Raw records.
** BEGIN **
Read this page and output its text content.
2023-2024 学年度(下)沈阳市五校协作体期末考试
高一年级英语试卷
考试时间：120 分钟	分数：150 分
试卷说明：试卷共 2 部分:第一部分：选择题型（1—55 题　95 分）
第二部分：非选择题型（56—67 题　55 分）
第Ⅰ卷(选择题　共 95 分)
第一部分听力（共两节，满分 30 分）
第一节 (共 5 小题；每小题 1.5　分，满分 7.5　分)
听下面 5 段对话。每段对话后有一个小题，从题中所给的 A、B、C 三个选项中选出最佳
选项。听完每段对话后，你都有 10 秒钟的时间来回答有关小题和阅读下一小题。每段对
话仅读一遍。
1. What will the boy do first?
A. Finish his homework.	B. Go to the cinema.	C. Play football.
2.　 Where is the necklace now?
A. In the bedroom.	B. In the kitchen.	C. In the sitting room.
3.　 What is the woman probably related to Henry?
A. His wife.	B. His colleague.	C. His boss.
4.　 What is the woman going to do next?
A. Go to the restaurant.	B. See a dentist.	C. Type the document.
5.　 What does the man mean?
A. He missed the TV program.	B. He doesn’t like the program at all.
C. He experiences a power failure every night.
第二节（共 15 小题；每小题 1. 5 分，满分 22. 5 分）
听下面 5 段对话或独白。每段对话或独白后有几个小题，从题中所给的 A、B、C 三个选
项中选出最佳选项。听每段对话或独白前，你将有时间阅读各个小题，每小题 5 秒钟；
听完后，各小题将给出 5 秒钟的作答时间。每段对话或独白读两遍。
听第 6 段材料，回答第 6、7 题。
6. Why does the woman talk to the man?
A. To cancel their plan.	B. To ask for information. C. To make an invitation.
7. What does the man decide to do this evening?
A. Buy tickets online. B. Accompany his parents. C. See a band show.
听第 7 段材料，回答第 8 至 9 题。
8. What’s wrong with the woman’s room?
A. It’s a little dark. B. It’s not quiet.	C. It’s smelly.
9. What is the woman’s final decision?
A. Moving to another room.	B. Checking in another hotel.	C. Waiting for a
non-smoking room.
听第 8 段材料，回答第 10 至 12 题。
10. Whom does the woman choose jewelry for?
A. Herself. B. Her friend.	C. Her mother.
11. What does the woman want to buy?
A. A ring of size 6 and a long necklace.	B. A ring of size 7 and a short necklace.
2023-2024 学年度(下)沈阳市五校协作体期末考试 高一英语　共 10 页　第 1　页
** END **
EXERCISE AIM. Check each line in the listing above for the string "room", then report how many lines contain it, with no other text.

IN RESPONSE. 4